## Texto extraído
Nota para el lector: Este es el sexto episodio de una serie de apuntes que escribí en septiembre de 2018 durante un recorrido por Letonia y Rusia en compañía de mis padres. No se trata de un relato viajero corriente, sino de la transcripción de un diario personal de aquellos días que estuvieron marcados por la pérdida de nuestra mascota. Es, por tanto, una serie de textos muy subjetivos, alejados en muchas ocasiones de descripciones de los lugares que visitaba y más centrados en emociones, sentimientos, estados de ánimo y anécdotas sin importancia. Salvo los datos históricos y prácticos relacionados con algunas visitas turísticas, todo lo que se cuenta en los siguientes capítulos es puramente opinativo, y como tal deben tomarse.

## Preguntas por responder
[a] Indica si cada afirmación coincide con la nota para el lector y respalda tu respuesta con las palabras exactas de la nota: (i) los apuntes se escribieron en septiembre de 2018; (ii) los capítulos se dedican sobre todo a describir los lugares visitados; (iii) el recorrido fue por Letonia y Rusia.
[b] Resume la nota para el lector en dos oraciones.
[c] Enumera todo aquello en lo que, según la nota para el lector, se centran más los textos de la serie.
El material que viene a continuación procede de otra fuente.

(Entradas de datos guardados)
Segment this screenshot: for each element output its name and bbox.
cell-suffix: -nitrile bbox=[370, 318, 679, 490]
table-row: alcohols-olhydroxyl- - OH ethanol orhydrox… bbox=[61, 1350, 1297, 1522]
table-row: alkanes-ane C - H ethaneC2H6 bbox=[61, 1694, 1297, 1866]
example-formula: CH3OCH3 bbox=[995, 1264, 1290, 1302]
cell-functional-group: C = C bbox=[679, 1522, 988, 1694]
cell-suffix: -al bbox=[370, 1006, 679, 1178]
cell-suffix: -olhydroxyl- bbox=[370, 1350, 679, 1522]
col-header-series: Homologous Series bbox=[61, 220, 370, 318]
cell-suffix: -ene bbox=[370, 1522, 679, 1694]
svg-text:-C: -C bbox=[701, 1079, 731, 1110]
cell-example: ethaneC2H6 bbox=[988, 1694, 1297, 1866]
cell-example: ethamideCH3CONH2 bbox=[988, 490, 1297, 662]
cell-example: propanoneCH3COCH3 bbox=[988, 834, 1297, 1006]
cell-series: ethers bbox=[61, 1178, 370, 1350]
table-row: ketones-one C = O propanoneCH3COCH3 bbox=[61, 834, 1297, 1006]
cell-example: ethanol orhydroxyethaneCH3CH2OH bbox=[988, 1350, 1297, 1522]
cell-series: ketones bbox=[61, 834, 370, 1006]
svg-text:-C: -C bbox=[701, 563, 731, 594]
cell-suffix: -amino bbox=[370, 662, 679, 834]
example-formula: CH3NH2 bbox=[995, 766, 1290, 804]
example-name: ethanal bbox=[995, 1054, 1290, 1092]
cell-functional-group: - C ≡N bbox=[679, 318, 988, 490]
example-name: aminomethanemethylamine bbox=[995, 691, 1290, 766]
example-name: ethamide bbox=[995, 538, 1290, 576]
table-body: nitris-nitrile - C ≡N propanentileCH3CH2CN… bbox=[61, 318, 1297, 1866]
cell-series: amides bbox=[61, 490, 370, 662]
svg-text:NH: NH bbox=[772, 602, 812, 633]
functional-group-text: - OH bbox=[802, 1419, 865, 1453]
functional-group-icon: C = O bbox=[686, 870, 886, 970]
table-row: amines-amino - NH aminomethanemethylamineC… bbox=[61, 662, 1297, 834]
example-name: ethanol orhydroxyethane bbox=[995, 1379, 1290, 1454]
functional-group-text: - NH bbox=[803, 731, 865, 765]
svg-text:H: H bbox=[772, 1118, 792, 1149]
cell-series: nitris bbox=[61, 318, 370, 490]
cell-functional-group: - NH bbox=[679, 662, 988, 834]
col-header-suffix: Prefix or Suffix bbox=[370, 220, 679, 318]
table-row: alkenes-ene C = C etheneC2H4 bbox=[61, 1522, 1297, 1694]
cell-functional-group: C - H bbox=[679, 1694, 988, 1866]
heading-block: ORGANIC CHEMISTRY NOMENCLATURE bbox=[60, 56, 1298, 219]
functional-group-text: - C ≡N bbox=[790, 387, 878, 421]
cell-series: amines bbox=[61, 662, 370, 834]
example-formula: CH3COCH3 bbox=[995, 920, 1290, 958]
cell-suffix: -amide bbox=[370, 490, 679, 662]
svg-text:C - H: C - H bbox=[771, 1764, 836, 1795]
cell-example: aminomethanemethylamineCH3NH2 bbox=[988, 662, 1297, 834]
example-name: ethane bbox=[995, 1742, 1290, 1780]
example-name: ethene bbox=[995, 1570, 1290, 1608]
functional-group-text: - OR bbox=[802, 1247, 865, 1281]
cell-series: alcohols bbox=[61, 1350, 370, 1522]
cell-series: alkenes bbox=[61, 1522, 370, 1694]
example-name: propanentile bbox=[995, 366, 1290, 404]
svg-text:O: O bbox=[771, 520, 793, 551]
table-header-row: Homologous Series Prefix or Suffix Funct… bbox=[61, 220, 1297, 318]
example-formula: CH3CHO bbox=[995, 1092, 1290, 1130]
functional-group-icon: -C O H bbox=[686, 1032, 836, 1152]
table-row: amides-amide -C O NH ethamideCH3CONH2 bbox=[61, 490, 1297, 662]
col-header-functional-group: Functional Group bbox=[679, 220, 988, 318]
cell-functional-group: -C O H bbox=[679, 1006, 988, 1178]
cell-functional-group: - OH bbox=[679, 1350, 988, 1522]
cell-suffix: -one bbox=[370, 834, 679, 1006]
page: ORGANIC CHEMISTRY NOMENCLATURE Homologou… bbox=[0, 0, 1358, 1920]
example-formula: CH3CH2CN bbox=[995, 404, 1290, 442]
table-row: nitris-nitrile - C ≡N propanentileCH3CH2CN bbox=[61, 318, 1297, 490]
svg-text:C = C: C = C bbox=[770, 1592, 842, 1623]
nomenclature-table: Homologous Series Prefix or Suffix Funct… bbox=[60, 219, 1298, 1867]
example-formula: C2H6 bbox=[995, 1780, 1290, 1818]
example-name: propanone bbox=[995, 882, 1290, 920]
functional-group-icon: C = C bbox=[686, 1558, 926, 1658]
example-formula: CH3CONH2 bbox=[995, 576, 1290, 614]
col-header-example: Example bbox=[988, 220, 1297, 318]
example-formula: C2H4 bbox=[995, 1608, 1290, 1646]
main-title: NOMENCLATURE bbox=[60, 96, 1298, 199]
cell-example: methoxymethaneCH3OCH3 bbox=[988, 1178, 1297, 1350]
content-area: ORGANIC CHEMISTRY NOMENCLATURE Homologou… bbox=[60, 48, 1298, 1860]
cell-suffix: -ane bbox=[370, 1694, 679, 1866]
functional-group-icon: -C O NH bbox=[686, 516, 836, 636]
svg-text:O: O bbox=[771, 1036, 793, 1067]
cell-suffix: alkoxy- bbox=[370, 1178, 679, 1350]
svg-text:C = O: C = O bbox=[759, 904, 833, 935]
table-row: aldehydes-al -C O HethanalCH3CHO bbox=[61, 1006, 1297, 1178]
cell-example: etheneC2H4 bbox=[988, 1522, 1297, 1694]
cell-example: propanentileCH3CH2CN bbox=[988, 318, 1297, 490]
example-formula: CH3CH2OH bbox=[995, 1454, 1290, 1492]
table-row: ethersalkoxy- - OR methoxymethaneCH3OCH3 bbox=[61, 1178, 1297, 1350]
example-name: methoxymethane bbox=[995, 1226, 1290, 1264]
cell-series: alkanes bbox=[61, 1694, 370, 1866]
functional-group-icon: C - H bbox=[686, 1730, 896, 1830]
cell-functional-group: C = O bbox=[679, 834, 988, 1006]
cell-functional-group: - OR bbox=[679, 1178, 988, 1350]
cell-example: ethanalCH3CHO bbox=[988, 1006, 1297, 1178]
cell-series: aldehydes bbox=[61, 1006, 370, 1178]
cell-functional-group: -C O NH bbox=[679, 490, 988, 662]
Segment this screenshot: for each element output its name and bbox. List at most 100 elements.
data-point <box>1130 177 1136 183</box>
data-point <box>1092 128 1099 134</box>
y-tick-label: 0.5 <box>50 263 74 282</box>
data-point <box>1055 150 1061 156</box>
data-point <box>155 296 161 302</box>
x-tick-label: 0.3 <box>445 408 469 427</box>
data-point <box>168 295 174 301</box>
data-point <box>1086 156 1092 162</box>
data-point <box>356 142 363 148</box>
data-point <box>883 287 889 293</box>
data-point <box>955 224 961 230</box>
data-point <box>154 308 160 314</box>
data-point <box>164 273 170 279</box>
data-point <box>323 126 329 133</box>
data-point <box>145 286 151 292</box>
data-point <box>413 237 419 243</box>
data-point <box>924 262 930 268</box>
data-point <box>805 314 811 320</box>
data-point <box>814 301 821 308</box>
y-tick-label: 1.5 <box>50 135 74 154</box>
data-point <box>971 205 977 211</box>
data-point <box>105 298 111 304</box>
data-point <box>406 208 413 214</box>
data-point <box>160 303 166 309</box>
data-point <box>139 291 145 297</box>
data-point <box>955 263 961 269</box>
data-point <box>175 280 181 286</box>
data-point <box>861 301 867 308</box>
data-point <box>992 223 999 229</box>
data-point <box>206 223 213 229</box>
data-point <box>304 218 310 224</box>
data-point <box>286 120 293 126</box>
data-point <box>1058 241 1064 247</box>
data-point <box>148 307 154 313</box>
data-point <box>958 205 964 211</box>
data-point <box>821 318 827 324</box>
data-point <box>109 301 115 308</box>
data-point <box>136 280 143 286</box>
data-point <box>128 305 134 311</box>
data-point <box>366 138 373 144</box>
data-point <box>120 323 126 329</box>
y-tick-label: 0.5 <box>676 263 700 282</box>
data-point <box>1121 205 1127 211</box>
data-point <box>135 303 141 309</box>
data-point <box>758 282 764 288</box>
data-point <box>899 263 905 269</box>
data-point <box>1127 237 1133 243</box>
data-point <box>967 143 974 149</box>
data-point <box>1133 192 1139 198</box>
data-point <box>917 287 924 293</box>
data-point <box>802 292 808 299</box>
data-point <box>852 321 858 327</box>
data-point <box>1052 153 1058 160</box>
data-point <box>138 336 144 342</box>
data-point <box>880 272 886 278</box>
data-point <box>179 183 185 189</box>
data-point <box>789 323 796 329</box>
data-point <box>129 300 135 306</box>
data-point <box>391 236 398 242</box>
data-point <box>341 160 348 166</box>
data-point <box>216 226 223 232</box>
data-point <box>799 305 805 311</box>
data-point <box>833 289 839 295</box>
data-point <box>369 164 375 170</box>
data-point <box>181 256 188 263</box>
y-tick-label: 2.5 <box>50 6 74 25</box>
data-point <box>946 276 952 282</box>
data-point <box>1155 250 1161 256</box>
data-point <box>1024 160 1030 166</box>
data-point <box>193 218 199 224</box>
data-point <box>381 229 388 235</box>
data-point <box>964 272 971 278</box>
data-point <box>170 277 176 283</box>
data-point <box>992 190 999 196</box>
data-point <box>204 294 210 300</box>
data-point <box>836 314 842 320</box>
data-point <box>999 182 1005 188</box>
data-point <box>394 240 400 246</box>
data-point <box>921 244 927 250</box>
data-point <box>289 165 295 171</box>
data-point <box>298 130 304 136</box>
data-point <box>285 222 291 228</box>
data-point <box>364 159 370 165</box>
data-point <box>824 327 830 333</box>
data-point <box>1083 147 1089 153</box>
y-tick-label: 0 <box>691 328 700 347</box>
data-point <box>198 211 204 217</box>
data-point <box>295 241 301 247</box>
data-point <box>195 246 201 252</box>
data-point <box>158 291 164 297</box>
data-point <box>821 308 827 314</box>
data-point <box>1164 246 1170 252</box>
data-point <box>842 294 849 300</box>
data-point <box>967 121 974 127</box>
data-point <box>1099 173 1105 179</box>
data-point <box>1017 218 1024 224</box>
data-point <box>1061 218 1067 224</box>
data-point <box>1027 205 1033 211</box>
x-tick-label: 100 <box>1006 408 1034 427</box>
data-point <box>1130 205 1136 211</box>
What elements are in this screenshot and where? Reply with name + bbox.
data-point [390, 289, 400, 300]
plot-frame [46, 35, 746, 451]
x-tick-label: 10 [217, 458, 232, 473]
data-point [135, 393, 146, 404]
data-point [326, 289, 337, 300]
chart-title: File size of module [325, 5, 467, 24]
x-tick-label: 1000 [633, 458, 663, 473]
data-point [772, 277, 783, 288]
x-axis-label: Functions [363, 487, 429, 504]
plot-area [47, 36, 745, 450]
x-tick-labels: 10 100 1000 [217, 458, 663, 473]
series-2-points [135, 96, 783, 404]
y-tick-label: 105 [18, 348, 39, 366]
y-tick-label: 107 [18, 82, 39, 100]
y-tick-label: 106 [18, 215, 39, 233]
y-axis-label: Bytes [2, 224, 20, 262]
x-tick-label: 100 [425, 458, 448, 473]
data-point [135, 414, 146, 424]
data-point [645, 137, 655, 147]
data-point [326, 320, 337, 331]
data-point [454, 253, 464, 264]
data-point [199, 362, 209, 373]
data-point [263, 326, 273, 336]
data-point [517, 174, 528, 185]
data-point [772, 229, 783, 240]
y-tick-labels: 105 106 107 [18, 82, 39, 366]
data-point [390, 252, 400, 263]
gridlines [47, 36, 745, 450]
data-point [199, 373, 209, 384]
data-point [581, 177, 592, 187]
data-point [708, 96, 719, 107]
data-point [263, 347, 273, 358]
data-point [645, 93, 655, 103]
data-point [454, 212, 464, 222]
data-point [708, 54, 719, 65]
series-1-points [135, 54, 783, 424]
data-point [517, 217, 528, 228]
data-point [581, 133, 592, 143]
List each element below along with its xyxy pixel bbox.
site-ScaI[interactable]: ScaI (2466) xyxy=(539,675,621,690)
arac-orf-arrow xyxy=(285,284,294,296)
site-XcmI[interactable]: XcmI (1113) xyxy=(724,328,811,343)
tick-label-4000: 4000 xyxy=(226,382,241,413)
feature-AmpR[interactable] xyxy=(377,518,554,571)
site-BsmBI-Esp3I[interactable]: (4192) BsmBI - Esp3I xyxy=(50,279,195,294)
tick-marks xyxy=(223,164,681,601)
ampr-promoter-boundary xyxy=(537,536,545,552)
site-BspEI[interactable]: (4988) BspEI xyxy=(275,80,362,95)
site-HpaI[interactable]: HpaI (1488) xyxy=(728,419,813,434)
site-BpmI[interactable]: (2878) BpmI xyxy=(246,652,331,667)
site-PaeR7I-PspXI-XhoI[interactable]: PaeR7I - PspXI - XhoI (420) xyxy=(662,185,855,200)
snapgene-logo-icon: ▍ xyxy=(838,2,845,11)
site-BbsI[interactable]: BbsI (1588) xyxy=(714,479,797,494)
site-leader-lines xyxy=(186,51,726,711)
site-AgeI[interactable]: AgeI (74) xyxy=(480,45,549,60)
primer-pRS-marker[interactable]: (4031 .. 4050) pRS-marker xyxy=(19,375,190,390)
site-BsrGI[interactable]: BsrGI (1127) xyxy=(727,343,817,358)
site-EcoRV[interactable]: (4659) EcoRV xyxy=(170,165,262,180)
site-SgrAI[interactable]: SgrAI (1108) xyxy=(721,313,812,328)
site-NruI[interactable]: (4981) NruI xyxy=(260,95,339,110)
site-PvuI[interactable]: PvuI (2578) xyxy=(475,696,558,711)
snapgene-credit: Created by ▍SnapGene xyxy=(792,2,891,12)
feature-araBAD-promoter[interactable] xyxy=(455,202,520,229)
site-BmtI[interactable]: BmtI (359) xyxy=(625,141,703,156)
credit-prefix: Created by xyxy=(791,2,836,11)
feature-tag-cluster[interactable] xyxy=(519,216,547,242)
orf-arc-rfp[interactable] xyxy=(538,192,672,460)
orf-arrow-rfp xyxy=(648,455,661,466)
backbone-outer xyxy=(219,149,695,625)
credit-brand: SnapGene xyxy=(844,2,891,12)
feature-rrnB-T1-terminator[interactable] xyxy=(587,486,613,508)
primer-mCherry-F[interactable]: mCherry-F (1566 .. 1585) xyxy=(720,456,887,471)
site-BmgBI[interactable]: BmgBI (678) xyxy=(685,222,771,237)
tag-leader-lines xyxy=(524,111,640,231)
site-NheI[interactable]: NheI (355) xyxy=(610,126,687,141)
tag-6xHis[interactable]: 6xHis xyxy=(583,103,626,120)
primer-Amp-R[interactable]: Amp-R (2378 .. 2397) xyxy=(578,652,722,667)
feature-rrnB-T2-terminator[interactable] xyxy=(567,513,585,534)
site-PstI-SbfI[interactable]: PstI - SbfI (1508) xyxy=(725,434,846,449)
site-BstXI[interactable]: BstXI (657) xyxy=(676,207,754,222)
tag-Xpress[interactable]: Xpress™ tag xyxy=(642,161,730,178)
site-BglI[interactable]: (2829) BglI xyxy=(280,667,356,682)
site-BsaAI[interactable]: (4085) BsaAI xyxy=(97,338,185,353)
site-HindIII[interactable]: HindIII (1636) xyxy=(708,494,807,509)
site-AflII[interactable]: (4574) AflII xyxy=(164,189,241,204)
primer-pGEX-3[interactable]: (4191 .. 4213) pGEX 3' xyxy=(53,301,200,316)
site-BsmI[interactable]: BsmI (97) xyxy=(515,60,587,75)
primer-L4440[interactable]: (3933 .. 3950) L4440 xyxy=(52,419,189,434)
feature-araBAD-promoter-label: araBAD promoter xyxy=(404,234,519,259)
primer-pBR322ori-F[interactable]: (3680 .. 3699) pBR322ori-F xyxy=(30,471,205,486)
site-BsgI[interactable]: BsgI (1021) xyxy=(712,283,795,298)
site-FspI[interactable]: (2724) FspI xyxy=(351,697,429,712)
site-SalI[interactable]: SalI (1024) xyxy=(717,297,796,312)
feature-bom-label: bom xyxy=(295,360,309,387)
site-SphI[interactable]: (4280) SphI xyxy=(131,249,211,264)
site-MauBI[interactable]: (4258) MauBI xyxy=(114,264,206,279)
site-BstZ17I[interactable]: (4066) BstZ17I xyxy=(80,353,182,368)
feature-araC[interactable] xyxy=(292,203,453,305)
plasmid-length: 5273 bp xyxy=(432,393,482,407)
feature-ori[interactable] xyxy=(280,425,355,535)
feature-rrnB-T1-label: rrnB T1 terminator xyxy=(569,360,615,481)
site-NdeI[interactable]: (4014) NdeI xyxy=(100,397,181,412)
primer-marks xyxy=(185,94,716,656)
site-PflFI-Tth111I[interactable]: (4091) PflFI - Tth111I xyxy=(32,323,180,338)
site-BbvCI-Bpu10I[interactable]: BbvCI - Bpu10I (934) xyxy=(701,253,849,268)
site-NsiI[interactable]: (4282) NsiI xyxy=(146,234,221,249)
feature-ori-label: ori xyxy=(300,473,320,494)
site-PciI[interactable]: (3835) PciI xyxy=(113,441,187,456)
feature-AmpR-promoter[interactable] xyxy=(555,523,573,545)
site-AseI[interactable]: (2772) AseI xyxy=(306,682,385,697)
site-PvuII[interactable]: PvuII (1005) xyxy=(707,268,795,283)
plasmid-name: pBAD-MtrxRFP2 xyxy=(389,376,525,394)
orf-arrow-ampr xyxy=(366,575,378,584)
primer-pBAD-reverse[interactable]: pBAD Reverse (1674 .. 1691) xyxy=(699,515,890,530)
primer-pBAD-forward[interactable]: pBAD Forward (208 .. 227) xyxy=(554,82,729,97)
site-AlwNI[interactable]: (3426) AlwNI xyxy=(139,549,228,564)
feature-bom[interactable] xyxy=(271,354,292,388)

## Resultados del ejercicio
[a]
(i) Sí: "una serie de apuntes que escribí en septiembre de 2018".
(ii) No: "alejados en muchas ocasiones de descripciones de los lugares que visitaba".
(iii) Sí: "durante un recorrido por Letonia y Rusia en compañía de mis padres".

[b] Es el sexto episodio de una serie de apuntes escritos en septiembre de 2018 durante un recorrido por Letonia y Rusia con los padres, y transcribe un diario personal de unos días marcados por la pérdida de la mascota. Son textos muy subjetivos, centrados más en emociones, sentimientos, estados de ánimo y anécdotas que en describir lugares, y todo lo que cuentan es opinativo, salvo los datos históricos y prácticos de algunas visitas turísticas.

[c]
- Emociones
- Sentimientos
- Estados de ánimo
- Anécdotas sin importancia